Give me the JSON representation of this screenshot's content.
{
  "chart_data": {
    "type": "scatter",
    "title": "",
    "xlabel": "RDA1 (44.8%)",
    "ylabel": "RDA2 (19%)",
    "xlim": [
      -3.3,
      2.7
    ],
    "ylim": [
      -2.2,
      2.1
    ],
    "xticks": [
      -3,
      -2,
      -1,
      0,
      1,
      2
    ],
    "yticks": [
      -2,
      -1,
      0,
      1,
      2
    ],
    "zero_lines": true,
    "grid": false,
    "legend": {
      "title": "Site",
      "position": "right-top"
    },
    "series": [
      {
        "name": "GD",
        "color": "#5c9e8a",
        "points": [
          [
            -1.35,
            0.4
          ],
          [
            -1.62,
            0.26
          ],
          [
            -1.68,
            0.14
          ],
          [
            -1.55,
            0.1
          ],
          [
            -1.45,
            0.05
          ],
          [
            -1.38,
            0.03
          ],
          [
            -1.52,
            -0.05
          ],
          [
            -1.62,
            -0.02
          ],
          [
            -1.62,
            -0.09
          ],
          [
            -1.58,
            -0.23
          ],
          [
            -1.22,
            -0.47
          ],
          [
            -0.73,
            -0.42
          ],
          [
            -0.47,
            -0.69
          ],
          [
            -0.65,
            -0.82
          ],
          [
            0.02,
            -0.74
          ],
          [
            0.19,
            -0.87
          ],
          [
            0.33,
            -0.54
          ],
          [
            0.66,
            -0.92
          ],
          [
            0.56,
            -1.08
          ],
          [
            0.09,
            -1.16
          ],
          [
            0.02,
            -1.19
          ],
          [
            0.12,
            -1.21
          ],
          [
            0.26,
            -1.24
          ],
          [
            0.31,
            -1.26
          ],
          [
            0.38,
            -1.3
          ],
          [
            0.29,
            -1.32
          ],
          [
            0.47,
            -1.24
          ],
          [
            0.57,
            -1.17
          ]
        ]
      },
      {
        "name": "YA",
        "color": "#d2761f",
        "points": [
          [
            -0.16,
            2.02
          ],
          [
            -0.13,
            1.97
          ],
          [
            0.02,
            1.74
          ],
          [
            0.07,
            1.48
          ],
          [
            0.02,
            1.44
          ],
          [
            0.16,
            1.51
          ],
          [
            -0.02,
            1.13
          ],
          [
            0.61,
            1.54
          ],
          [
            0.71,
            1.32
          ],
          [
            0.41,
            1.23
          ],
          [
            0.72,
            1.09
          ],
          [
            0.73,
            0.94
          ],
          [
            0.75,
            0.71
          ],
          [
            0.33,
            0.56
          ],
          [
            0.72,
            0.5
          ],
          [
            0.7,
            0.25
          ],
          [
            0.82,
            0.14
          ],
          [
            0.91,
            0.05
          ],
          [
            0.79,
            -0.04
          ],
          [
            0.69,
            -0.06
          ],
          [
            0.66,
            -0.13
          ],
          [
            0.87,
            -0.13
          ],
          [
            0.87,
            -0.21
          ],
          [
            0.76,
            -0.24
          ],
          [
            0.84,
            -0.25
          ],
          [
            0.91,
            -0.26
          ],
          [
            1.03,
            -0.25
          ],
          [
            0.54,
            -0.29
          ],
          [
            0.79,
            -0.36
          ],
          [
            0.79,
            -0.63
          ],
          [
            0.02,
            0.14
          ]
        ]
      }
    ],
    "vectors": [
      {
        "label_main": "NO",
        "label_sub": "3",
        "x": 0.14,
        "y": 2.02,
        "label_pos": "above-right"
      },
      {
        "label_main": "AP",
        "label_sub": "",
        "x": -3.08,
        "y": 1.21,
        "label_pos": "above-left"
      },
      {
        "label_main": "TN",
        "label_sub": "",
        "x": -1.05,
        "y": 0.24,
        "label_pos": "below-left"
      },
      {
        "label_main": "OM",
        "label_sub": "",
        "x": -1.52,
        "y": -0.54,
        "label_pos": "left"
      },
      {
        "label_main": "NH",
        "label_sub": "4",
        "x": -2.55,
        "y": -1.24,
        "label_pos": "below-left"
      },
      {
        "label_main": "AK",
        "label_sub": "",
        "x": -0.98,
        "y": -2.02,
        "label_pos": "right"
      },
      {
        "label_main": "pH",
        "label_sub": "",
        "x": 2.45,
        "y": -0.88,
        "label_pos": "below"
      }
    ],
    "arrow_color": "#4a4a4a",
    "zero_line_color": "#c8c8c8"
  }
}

[EXERCISE AIM]:
Repeat the records exactly, including every line.

[ANSWER TO THIS TASK]:
Give me the JSON representation of this screenshot's content.
{
  "chart_data": {
    "type": "scatter",
    "title": "",
    "xlabel": "RDA1 (44.8%)",
    "ylabel": "RDA2 (19%)",
    "xlim": [
      -3.3,
      2.7
    ],
    "ylim": [
      -2.2,
      2.1
    ],
    "xticks": [
      -3,
      -2,
      -1,
      0,
      1,
      2
    ],
    "yticks": [
      -2,
      -1,
      0,
      1,
      2
    ],
    "zero_lines": true,
    "grid": false,
    "legend": {
      "title": "Site",
      "position": "right-top"
    },
    "series": [
      {
        "name": "GD",
        "color": "#5c9e8a",
        "points": [
          [
            -1.35,
            0.4
          ],
          [
            -1.62,
            0.26
          ],
          [
            -1.68,
            0.14
          ],
          [
            -1.55,
            0.1
          ],
          [
            -1.45,
            0.05
          ],
          [
            -1.38,
            0.03
          ],
          [
            -1.52,
            -0.05
          ],
          [
            -1.62,
            -0.02
          ],
          [
            -1.62,
            -0.09
          ],
          [
            -1.58,
            -0.23
          ],
          [
            -1.22,
            -0.47
          ],
          [
            -0.73,
            -0.42
          ],
          [
            -0.47,
            -0.69
          ],
          [
            -0.65,
            -0.82
          ],
          [
            0.02,
            -0.74
          ],
          [
            0.19,
            -0.87
          ],
          [
            0.33,
            -0.54
          ],
          [
            0.66,
            -0.92
          ],
          [
            0.56,
            -1.08
          ],
          [
            0.09,
            -1.16
          ],
          [
            0.02,
            -1.19
          ],
          [
            0.12,
            -1.21
          ],
          [
            0.26,
            -1.24
          ],
          [
            0.31,
            -1.26
          ],
          [
            0.38,
            -1.3
          ],
          [
            0.29,
            -1.32
          ],
          [
            0.47,
            -1.24
          ],
          [
            0.57,
            -1.17
          ]
        ]
      },
      {
        "name": "YA",
        "color": "#d2761f",
        "points": [
          [
            -0.16,
            2.02
          ],
          [
            -0.13,
            1.97
          ],
          [
            0.02,
            1.74
          ],
          [
            0.07,
            1.48
          ],
          [
            0.02,
            1.44
          ],
          [
            0.16,
            1.51
          ],
          [
            -0.02,
            1.13
          ],
          [
            0.61,
            1.54
          ],
          [
            0.71,
            1.32
          ],
          [
            0.41,
            1.23
          ],
          [
            0.72,
            1.09
          ],
          [
            0.73,
            0.94
          ],
          [
            0.75,
            0.71
          ],
          [
            0.33,
            0.56
          ],
          [
            0.72,
            0.5
          ],
          [
            0.7,
            0.25
          ],
          [
            0.82,
            0.14
          ],
          [
            0.91,
            0.05
          ],
          [
            0.79,
            -0.04
          ],
          [
            0.69,
            -0.06
          ],
          [
            0.66,
            -0.13
          ],
          [
            0.87,
            -0.13
          ],
          [
            0.87,
            -0.21
          ],
          [
            0.76,
            -0.24
          ],
          [
            0.84,
            -0.25
          ],
          [
            0.91,
            -0.26
          ],
          [
            1.03,
            -0.25
          ],
          [
            0.54,
            -0.29
          ],
          [
            0.79,
            -0.36
          ],
          [
            0.79,
            -0.63
          ],
          [
            0.02,
            0.14
          ]
        ]
      }
    ],
    "vectors": [
      {
        "label_main": "NO",
        "label_sub": "3",
        "x": 0.14,
        "y": 2.02,
        "label_pos": "above-right"
      },
      {
        "label_main": "AP",
        "label_sub": "",
        "x": -3.08,
        "y": 1.21,
        "label_pos": "above-left"
      },
      {
        "label_main": "TN",
        "label_sub": "",
        "x": -1.05,
        "y": 0.24,
        "label_pos": "below-left"
      },
      {
        "label_main": "OM",
        "label_sub": "",
        "x": -1.52,
        "y": -0.54,
        "label_pos": "left"
      },
      {
        "label_main": "NH",
        "label_sub": "4",
        "x": -2.55,
        "y": -1.24,
        "label_pos": "below-left"
      },
      {
        "label_main": "AK",
        "label_sub": "",
        "x": -0.98,
        "y": -2.02,
        "label_pos": "right"
      },
      {
        "label_main": "pH",
        "label_sub": "",
        "x": 2.45,
        "y": -0.88,
        "label_pos": "below"
      }
    ],
    "arrow_color": "#4a4a4a",
    "zero_line_color": "#c8c8c8"
  }
}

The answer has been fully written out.